[Extracted data entries]
** Begin **
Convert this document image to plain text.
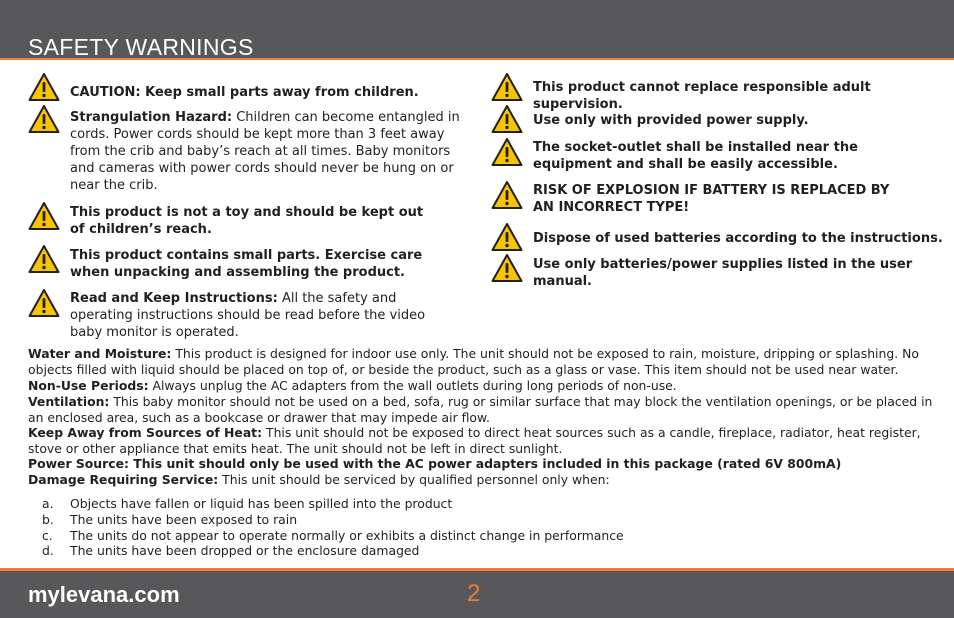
SAFETY WARNINGS
CAUTION: Keep small parts away from children.
Strangulation Hazard: Children can become entangled in cords. Power cords should be kept more than 3 feet away from the crib and baby’s reach at all times. Baby monitors and cameras with power cords should never be hung on or near the crib.
This product is not a toy and should be kept out of children’s reach.
This product contains small parts. Exercise care when unpacking and assembling the product.
Read and Keep Instructions: All the safety and operating instructions should be read before the video baby monitor is operated.
This product cannot replace responsible adult supervision.
Use only with provided power supply.
The socket-outlet shall be installed near the equipment and shall be easily accessible.
RISK OF EXPLOSION IF BATTERY IS REPLACED BY AN INCORRECT TYPE!
Dispose of used batteries according to the instructions.
Use only batteries/power supplies listed in the user manual.
Water and Moisture: This product is designed for indoor use only. The unit should not be exposed to rain, moisture, dripping or splashing. No objects filled with liquid should be placed on top of, or beside the product, such as a glass or vase. This item should not be used near water.
Non-Use Periods: Always unplug the AC adapters from the wall outlets during long periods of non-use.
Ventilation: This baby monitor should not be used on a bed, sofa, rug or similar surface that may block the ventilation openings, or be placed in an enclosed area, such as a bookcase or drawer that may impede air flow.
Keep Away from Sources of Heat: This unit should not be exposed to direct heat sources such as a candle, fireplace, radiator, heat register, stove or other appliance that emits heat. The unit should not be left in direct sunlight.
Power Source: This unit should only be used with the AC power adapters included in this package (rated 6V 800mA)
Damage Requiring Service: This unit should be serviced by qualified personnel only when:
a. Objects have fallen or liquid has been spilled into the product
b. The units have been exposed to rain
c. The units do not appear to operate normally or exhibits a distinct change in performance
d. The units have been dropped or the enclosure damaged
mylevana.com	2
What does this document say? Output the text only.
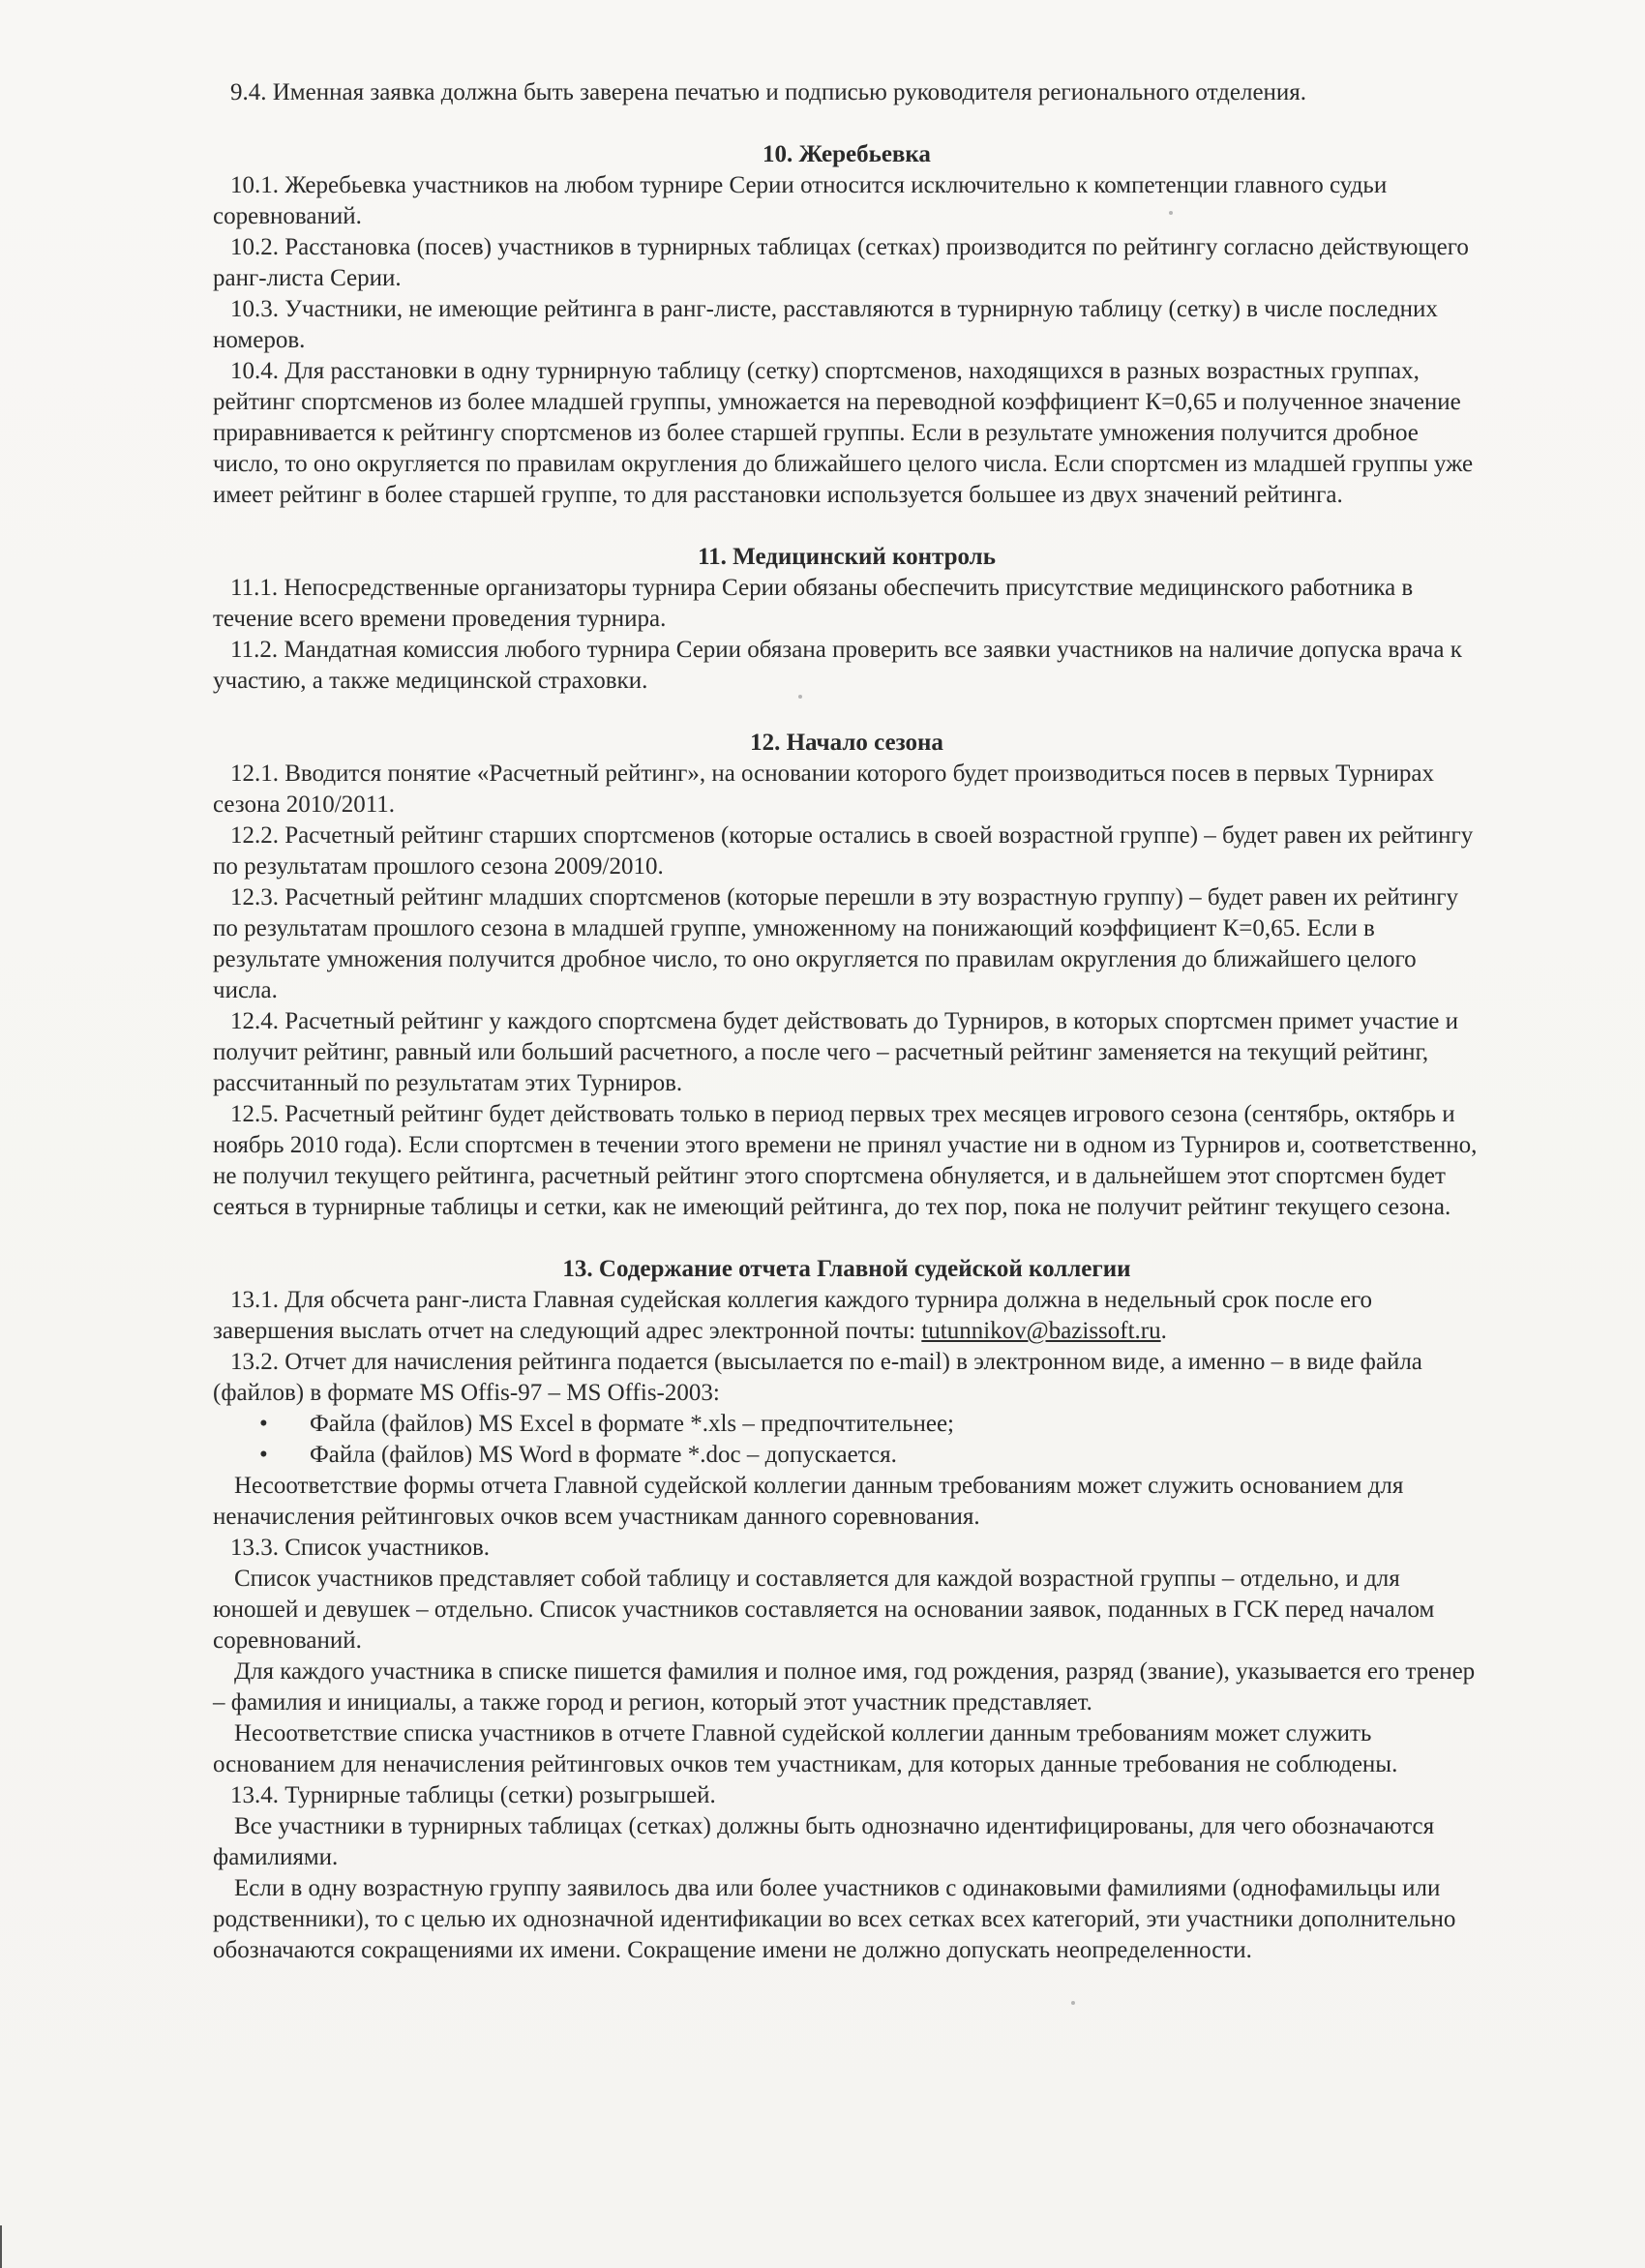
9.4. Именная заявка должна быть заверена печатью и подписью руководителя регионального отделения.

10. Жеребьевка

10.1. Жеребьевка участников на любом турнире Серии относится исключительно к компетенции главного судьи соревнований.

10.2. Расстановка (посев) участников в турнирных таблицах (сетках) производится по рейтингу согласно действующего ранг-листа Серии.

10.3. Участники, не имеющие рейтинга в ранг-листе, расставляются в турнирную таблицу (сетку) в числе последних номеров.

10.4. Для расстановки в одну турнирную таблицу (сетку) спортсменов, находящихся в разных возрастных группах, рейтинг спортсменов из более младшей группы, умножается на переводной коэффициент К=0,65 и полученное значение приравнивается к рейтингу спортсменов из более старшей группы. Если в результате умножения получится дробное число, то оно округляется по правилам округления до ближайшего целого числа. Если спортсмен из младшей группы уже имеет рейтинг в более старшей группе, то для расстановки используется большее из двух значений рейтинга.

11. Медицинский контроль

11.1. Непосредственные организаторы турнира Серии обязаны обеспечить присутствие медицинского работника в течение всего времени проведения турнира.

11.2. Мандатная комиссия любого турнира Серии обязана проверить все заявки участников на наличие допуска врача к участию, а также медицинской страховки.

12. Начало сезона

12.1. Вводится понятие «Расчетный рейтинг», на основании которого будет производиться посев в первых Турнирах сезона 2010/2011.

12.2. Расчетный рейтинг старших спортсменов (которые остались в своей возрастной группе) – будет равен их рейтингу по результатам прошлого сезона 2009/2010.

12.3. Расчетный рейтинг младших спортсменов (которые перешли в эту возрастную группу) – будет равен их рейтингу по результатам прошлого сезона в младшей группе, умноженному на понижающий коэффициент К=0,65. Если в результате умножения получится дробное число, то оно округляется по правилам округления до ближайшего целого числа.

12.4. Расчетный рейтинг у каждого спортсмена будет действовать до Турниров, в которых спортсмен примет участие и получит рейтинг, равный или больший расчетного, а после чего – расчетный рейтинг заменяется на текущий рейтинг, рассчитанный по результатам этих Турниров.

12.5. Расчетный рейтинг будет действовать только в период первых трех месяцев игрового сезона (сентябрь, октябрь и ноябрь 2010 года). Если спортсмен в течении этого времени не принял участие ни в одном из Турниров и, соответственно, не получил текущего рейтинга, расчетный рейтинг этого спортсмена обнуляется, и в дальнейшем этот спортсмен будет сеяться в турнирные таблицы и сетки, как не имеющий рейтинга, до тех пор, пока не получит рейтинг текущего сезона.

13. Содержание отчета Главной судейской коллегии

13.1. Для обсчета ранг-листа Главная судейская коллегия каждого турнира должна в недельный срок после его завершения выслать отчет на следующий адрес электронной почты: tutunnikov@bazissoft.ru.

13.2. Отчет для начисления рейтинга подается (высылается по e-mail) в электронном виде, а именно – в виде файла (файлов) в формате MS Offis-97 – MS Offis-2003:

• Файла (файлов) MS Excel в формате *.xls – предпочтительнее;
• Файла (файлов) MS Word в формате *.doc – допускается.

Несоответствие формы отчета Главной судейской коллегии данным требованиям может служить основанием для неначисления рейтинговых очков всем участникам данного соревнования.

13.3. Список участников.

Список участников представляет собой таблицу и составляется для каждой возрастной группы – отдельно, и для юношей и девушек – отдельно. Список участников составляется на основании заявок, поданных в ГСК перед началом соревнований.

Для каждого участника в списке пишется фамилия и полное имя, год рождения, разряд (звание), указывается его тренер – фамилия и инициалы, а также город и регион, который этот участник представляет.

Несоответствие списка участников в отчете Главной судейской коллегии данным требованиям может служить основанием для неначисления рейтинговых очков тем участникам, для которых данные требования не соблюдены.

13.4. Турнирные таблицы (сетки) розыгрышей.

Все участники в турнирных таблицах (сетках) должны быть однозначно идентифицированы, для чего обозначаются фамилиями.

Если в одну возрастную группу заявилось два или более участников с одинаковыми фамилиями (однофамильцы или родственники), то с целью их однозначной идентификации во всех сетках всех категорий, эти участники дополнительно обозначаются сокращениями их имени. Сокращение имени не должно допускать неопределенности.
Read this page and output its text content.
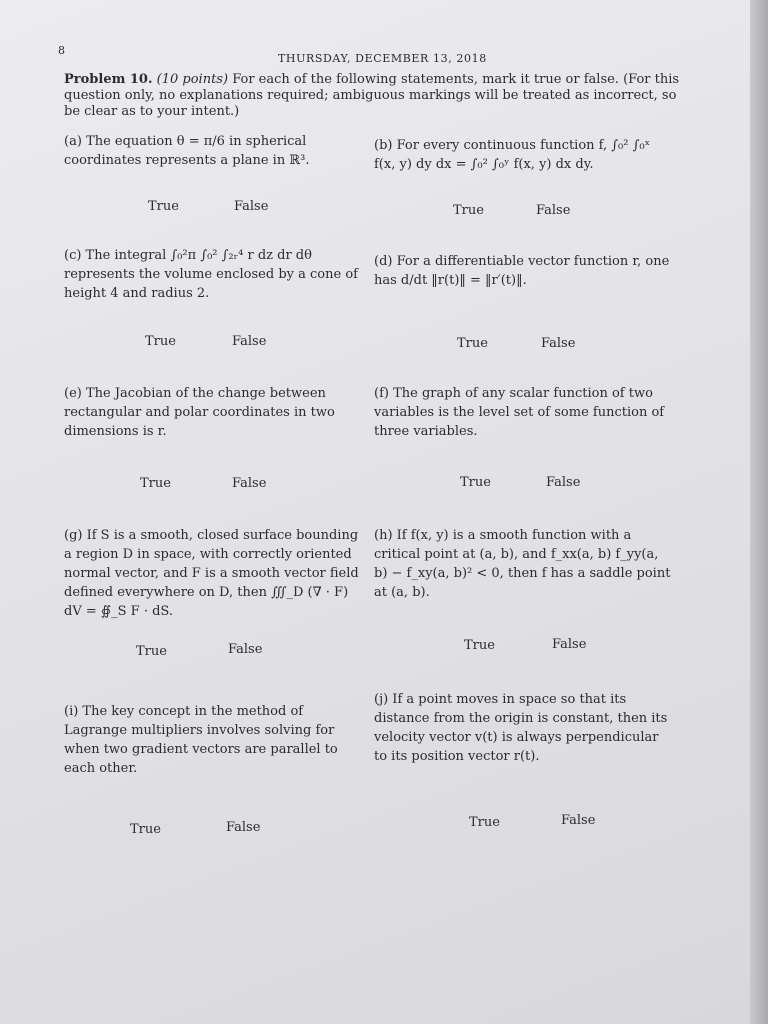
8
THURSDAY, DECEMBER 13, 2018
Problem 10. (10 points) For each of the following statements, mark it true or false. (For this question only, no explanations required; ambiguous markings will be treated as incorrect, so be clear as to your intent.)
(a) The equation θ = π/6 in spherical coordinates represents a plane in ℝ³.
(b) For every continuous function f, ∫₀² ∫₀ˣ f(x, y) dy dx = ∫₀² ∫₀ʸ f(x, y) dx dy.
True	False	True	False
(c) The integral ∫₀²π ∫₀² ∫₂ᵣ⁴ r dz dr dθ represents the volume enclosed by a cone of height 4 and radius 2.
(d) For a differentiable vector function r, one has d/dt ‖r(t)‖ = ‖r′(t)‖.
True	False	True	False
(e) The Jacobian of the change between rectangular and polar coordinates in two dimensions is r.
(f) The graph of any scalar function of two variables is the level set of some function of three variables.
True	False	True	False
(g) If S is a smooth, closed surface bounding a region D in space, with correctly oriented normal vector, and F is a smooth vector field defined everywhere on D, then ∭_D (∇ · F) dV = ∯_S F · dS.
(h) If f(x, y) is a smooth function with a critical point at (a, b), and f_xx(a, b) f_yy(a, b) − f_xy(a, b)² < 0, then f has a saddle point at (a, b).
True	False	True	False
(i) The key concept in the method of Lagrange multipliers involves solving for when two gradient vectors are parallel to each other.
(j) If a point moves in space so that its distance from the origin is constant, then its velocity vector v(t) is always perpendicular to its position vector r(t).
True	False	True	False
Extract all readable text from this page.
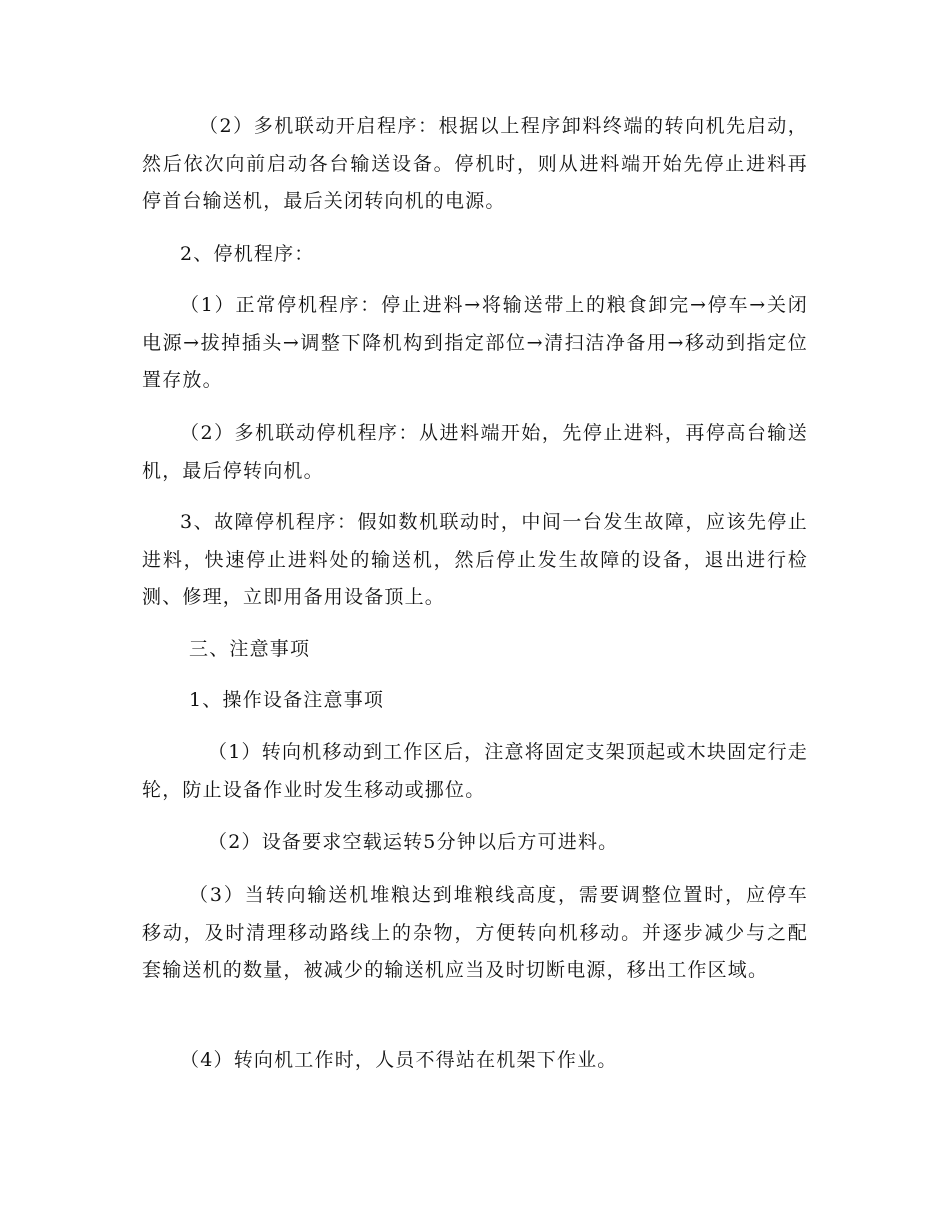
（2）多机联动开启程序：根据以上程序卸料终端的转向机先启动，然后依次向前启动各台输送设备。停机时，则从进料端开始先停止进料再停首台输送机，最后关闭转向机的电源。

2、停机程序：

（1）正常停机程序：停止进料→将输送带上的粮食卸完→停车→关闭电源→拔掉插头→调整下降机构到指定部位→清扫洁净备用→移动到指定位置存放。

（2）多机联动停机程序：从进料端开始，先停止进料，再停高台输送机，最后停转向机。

3、故障停机程序：假如数机联动时，中间一台发生故障，应该先停止进料，快速停止进料处的输送机，然后停止发生故障的设备，退出进行检测、修理，立即用备用设备顶上。

三、注意事项

1、操作设备注意事项

（1）转向机移动到工作区后，注意将固定支架顶起或木块固定行走轮，防止设备作业时发生移动或挪位。

（2）设备要求空载运转5分钟以后方可进料。

（3）当转向输送机堆粮达到堆粮线高度，需要调整位置时，应停车移动，及时清理移动路线上的杂物，方便转向机移动。并逐步减少与之配套输送机的数量，被减少的输送机应当及时切断电源，移出工作区域。

（4）转向机工作时，人员不得站在机架下作业。
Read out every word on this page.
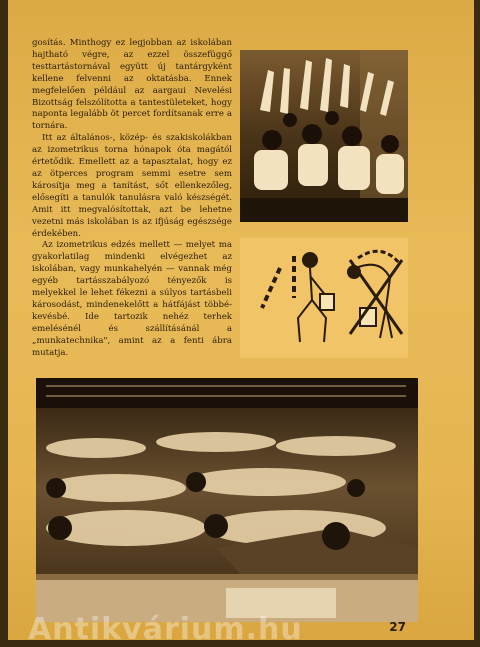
gosítás. Minthogy ez legjobban az iskolában hajtható végre, az ezzel összefüggő testtartástornával együtt új tantárgyként kellene felvenni az oktatásba. Ennek megfelelően például az aargaui Nevelési Bizottság felszólította a tantestületeket, hogy naponta legalább öt percet fordítsanak erre a tornára.

Itt az általános-, közép- és szakiskolákban az izometrikus torna hónapok óta magától értetődik. Emellett az a tapasztalat, hogy ez az ötperces program semmi esetre sem károsítja meg a tanítást, sőt ellenkezőleg, elősegíti a tanulók tanulásra való készségét. Amit itt megvalósítottak, azt be lehetne vezetni más iskolában is az ifjúság egészsége érdekében.

Az izometrikus edzés mellett — melyet ma gyakorlatilag mindenki elvégezhet az iskolában, vagy munkahelyén — vannak még egyéb tartásszabályozó tényezők is melyekkel le lehet fékezni a súlyos tartásbeli károsodást, mindenekelőtt a hátfájást többé-kevésbé. Ide tartozik nehéz terhek emelésénél és szállításánál a „munkatechnika", amint az a fenti ábra mutatja.

27
Antikvárium.hu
** End **
Problem statement
Every line containing the string "равен" must be listed.

Result for this task
12.2. Расчетный рейтинг старших спортсменов (которые остались в своей возрастной группе) – будет равен их рейтингу по результатам прошлого сезона 2009/2010.
12.3. Расчетный рейтинг младших спортсменов (которые перешли в эту возрастную группу) – будет равен их рейтингу по результатам прошлого сезона в младшей группе, умноженному на понижающий коэффициент К=0,65. Если в результате умножения получится дробное число, то оно округляется по правилам округления до ближайшего целого числа.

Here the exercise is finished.